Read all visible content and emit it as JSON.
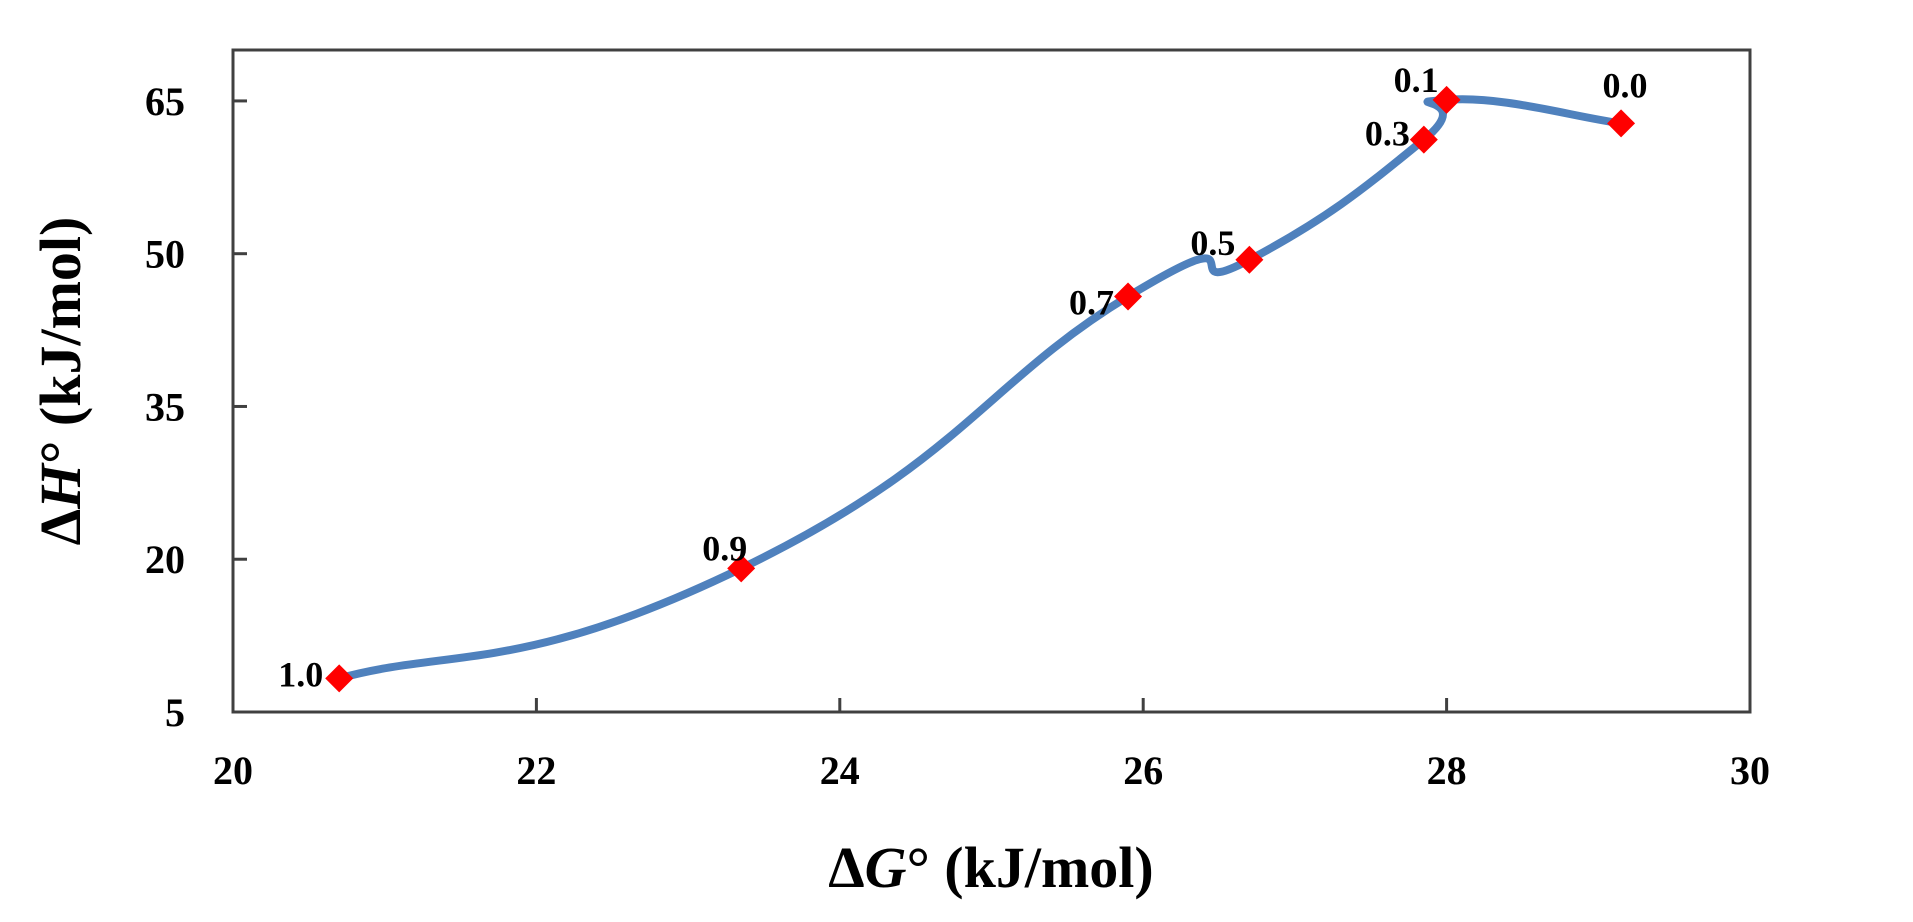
{
  "chart_data": {
    "type": "line",
    "title": "",
    "xlabel": "ΔG° (kJ/mol)",
    "ylabel": "ΔH° (kJ/mol)",
    "xlabel_parts": {
      "delta": "Δ",
      "symbol": "G",
      "degree": "°",
      "unit": " (kJ/mol)"
    },
    "ylabel_parts": {
      "delta": "Δ",
      "symbol": "H",
      "degree": "°",
      "unit": " (kJ/mol)"
    },
    "xlim": [
      20,
      30
    ],
    "ylim": [
      5,
      70
    ],
    "xticks": [
      20,
      22,
      24,
      26,
      28,
      30
    ],
    "yticks": [
      5,
      20,
      35,
      50,
      65
    ],
    "grid": false,
    "smooth": true,
    "series": [
      {
        "points": [
          {
            "x": 20.7,
            "y": 8.3,
            "label": "1.0"
          },
          {
            "x": 23.35,
            "y": 19.1,
            "label": "0.9"
          },
          {
            "x": 25.9,
            "y": 45.8,
            "label": "0.7"
          },
          {
            "x": 26.7,
            "y": 49.4,
            "label": "0.5"
          },
          {
            "x": 27.85,
            "y": 61.2,
            "label": "0.3"
          },
          {
            "x": 28.0,
            "y": 65.1,
            "label": "0.1"
          },
          {
            "x": 29.15,
            "y": 62.8,
            "label": "0.0"
          }
        ]
      }
    ],
    "colors": {
      "line": "#4F81BD",
      "marker": "#FF0000",
      "axis": "#404040"
    }
  }
}
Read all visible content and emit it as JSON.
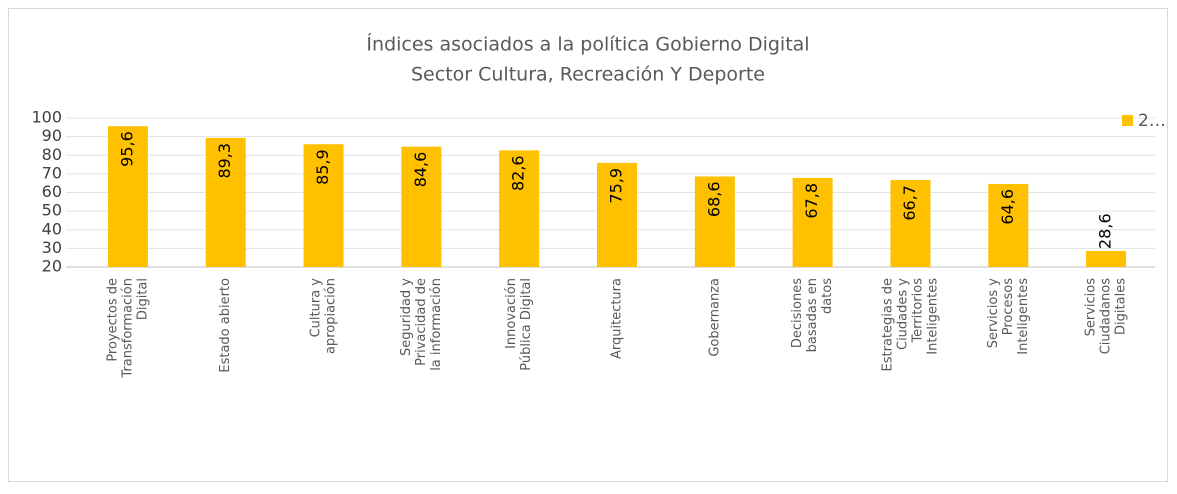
{
  "chart_data": {
    "type": "bar",
    "title": [
      "Índices asociados a la política Gobierno Digital",
      "Sector Cultura, Recreación Y Deporte"
    ],
    "categories": [
      [
        "Proyectos de",
        "Transformación",
        "Digital"
      ],
      [
        "Estado abierto"
      ],
      [
        "Cultura y",
        "apropiación"
      ],
      [
        "Seguridad y",
        "Privacidad de",
        "la información"
      ],
      [
        "Innovación",
        "Pública Digital"
      ],
      [
        "Arquitectura"
      ],
      [
        "Gobernanza"
      ],
      [
        "Decisiones",
        "basadas en",
        "datos"
      ],
      [
        "Estrategias de",
        "Ciudades y",
        "Territorios",
        "Inteligentes"
      ],
      [
        "Servicios y",
        "Procesos",
        "Inteligentes"
      ],
      [
        "Servicios",
        "Ciudadanos",
        "Digitales"
      ]
    ],
    "series": [
      {
        "name": "2…",
        "color": "#ffc000",
        "values": [
          95.6,
          89.3,
          85.9,
          84.6,
          82.6,
          75.9,
          68.6,
          67.8,
          66.7,
          64.6,
          28.6
        ],
        "value_labels": [
          "95,6",
          "89,3",
          "85,9",
          "84,6",
          "82,6",
          "75,9",
          "68,6",
          "67,8",
          "66,7",
          "64,6",
          "28,6"
        ]
      }
    ],
    "ylim": [
      20,
      100
    ],
    "yticks": [
      20,
      30,
      40,
      50,
      60,
      70,
      80,
      90,
      100
    ],
    "grid": true,
    "legend": "top-right"
  }
}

• Problem to work on:
Without including any picture, repeat the data exactly.

• Task output:
Read all visible content and emit it as JSON.
{
  "chart_data": {
    "type": "line",
    "title": "",
    "xlabel": "ΔG° (kJ/mol)",
    "ylabel": "ΔH° (kJ/mol)",
    "xlabel_parts": {
      "delta": "Δ",
      "symbol": "G",
      "degree": "°",
      "unit": " (kJ/mol)"
    },
    "ylabel_parts": {
      "delta": "Δ",
      "symbol": "H",
      "degree": "°",
      "unit": " (kJ/mol)"
    },
    "xlim": [
      20,
      30
    ],
    "ylim": [
      5,
      70
    ],
    "xticks": [
      20,
      22,
      24,
      26,
      28,
      30
    ],
    "yticks": [
      5,
      20,
      35,
      50,
      65
    ],
    "grid": false,
    "smooth": true,
    "series": [
      {
        "points": [
          {
            "x": 20.7,
            "y": 8.3,
            "label": "1.0"
          },
          {
            "x": 23.35,
            "y": 19.1,
            "label": "0.9"
          },
          {
            "x": 25.9,
            "y": 45.8,
            "label": "0.7"
          },
          {
            "x": 26.7,
            "y": 49.4,
            "label": "0.5"
          },
          {
            "x": 27.85,
            "y": 61.2,
            "label": "0.3"
          },
          {
            "x": 28.0,
            "y": 65.1,
            "label": "0.1"
          },
          {
            "x": 29.15,
            "y": 62.8,
            "label": "0.0"
          }
        ]
      }
    ],
    "colors": {
      "line": "#4F81BD",
      "marker": "#FF0000",
      "axis": "#404040"
    }
  }
}
Read all visible content and emit it as JSON.
{
  "chart_data": {
    "type": "bar",
    "title": [
      "Índices asociados a la política Gobierno Digital",
      "Sector Cultura, Recreación Y Deporte"
    ],
    "categories": [
      [
        "Proyectos de",
        "Transformación",
        "Digital"
      ],
      [
        "Estado abierto"
      ],
      [
        "Cultura y",
        "apropiación"
      ],
      [
        "Seguridad y",
        "Privacidad de",
        "la información"
      ],
      [
        "Innovación",
        "Pública Digital"
      ],
      [
        "Arquitectura"
      ],
      [
        "Gobernanza"
      ],
      [
        "Decisiones",
        "basadas en",
        "datos"
      ],
      [
        "Estrategias de",
        "Ciudades y",
        "Territorios",
        "Inteligentes"
      ],
      [
        "Servicios y",
        "Procesos",
        "Inteligentes"
      ],
      [
        "Servicios",
        "Ciudadanos",
        "Digitales"
      ]
    ],
    "series": [
      {
        "name": "2…",
        "color": "#ffc000",
        "values": [
          95.6,
          89.3,
          85.9,
          84.6,
          82.6,
          75.9,
          68.6,
          67.8,
          66.7,
          64.6,
          28.6
        ],
        "value_labels": [
          "95,6",
          "89,3",
          "85,9",
          "84,6",
          "82,6",
          "75,9",
          "68,6",
          "67,8",
          "66,7",
          "64,6",
          "28,6"
        ]
      }
    ],
    "ylim": [
      20,
      100
    ],
    "yticks": [
      20,
      30,
      40,
      50,
      60,
      70,
      80,
      90,
      100
    ],
    "grid": true,
    "legend": "top-right"
  }
}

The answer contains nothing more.